EXCERPTED RECORDS:

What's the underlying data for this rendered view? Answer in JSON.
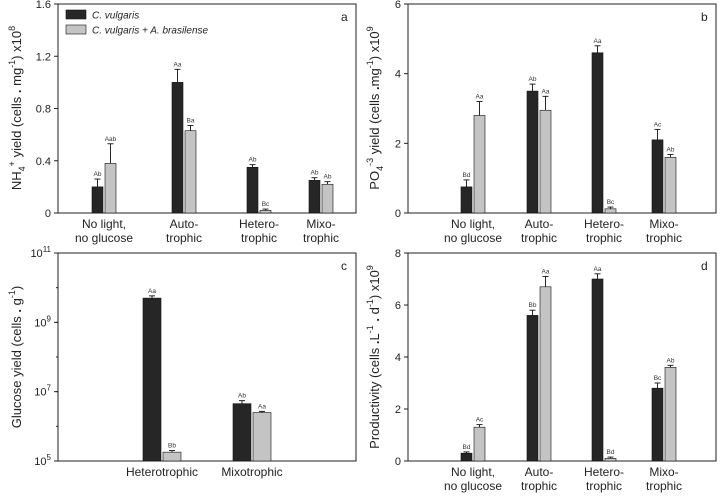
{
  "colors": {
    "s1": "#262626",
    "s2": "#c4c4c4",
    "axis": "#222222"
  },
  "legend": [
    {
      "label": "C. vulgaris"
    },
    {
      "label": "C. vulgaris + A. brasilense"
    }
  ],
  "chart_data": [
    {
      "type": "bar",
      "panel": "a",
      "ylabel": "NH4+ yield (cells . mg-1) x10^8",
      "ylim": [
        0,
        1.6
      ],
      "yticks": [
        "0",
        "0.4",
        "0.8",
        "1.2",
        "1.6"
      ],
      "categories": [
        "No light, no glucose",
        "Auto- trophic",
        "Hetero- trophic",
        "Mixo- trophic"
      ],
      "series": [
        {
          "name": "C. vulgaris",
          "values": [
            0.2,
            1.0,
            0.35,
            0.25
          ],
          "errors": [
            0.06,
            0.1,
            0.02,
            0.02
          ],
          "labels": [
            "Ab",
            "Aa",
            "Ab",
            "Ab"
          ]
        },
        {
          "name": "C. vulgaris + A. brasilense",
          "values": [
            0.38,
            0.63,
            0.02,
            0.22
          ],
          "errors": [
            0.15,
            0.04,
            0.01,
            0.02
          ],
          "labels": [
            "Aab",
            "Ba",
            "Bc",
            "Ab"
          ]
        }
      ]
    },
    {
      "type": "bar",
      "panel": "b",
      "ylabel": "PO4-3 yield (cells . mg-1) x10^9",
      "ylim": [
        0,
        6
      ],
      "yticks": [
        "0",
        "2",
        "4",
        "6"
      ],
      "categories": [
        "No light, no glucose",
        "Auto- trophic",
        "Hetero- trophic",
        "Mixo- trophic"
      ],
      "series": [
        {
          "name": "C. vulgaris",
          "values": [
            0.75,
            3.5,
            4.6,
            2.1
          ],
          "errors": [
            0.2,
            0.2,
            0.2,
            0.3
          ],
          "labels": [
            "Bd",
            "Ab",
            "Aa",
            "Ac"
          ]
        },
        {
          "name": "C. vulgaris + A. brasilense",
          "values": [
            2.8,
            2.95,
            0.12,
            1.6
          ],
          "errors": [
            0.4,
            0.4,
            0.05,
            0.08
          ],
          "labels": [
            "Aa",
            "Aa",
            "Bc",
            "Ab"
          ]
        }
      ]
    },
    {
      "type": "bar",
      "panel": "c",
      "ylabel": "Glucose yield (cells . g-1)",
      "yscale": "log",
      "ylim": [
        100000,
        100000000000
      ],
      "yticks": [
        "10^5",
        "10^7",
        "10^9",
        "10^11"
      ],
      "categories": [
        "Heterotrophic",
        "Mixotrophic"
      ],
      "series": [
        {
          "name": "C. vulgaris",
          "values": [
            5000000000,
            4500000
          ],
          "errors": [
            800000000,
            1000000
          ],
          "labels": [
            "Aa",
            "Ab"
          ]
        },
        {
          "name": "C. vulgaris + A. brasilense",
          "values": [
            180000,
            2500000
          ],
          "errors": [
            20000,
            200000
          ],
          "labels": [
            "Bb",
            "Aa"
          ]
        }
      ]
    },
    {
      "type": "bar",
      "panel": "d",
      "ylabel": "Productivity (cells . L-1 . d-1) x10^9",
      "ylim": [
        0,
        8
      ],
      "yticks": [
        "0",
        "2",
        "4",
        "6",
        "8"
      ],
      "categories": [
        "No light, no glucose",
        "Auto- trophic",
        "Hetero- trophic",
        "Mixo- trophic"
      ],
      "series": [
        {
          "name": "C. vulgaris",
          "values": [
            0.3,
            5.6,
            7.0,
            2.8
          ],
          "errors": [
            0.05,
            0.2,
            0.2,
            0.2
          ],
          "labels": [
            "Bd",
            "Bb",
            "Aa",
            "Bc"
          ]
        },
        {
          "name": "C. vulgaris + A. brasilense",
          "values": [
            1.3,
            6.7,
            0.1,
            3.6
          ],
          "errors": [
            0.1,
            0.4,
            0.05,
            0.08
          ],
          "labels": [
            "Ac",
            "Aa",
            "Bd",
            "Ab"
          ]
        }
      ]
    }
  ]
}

STATED TASK: From the data, list each line in which the string "cells" appears.

RESPONSE:
      "ylabel": "NH4+ yield (cells . mg-1) x10^8",
      "ylabel": "PO4-3 yield (cells . mg-1) x10^9",
      "ylabel": "Glucose yield (cells . g-1)",
      "ylabel": "Productivity (cells . L-1 . d-1) x10^9",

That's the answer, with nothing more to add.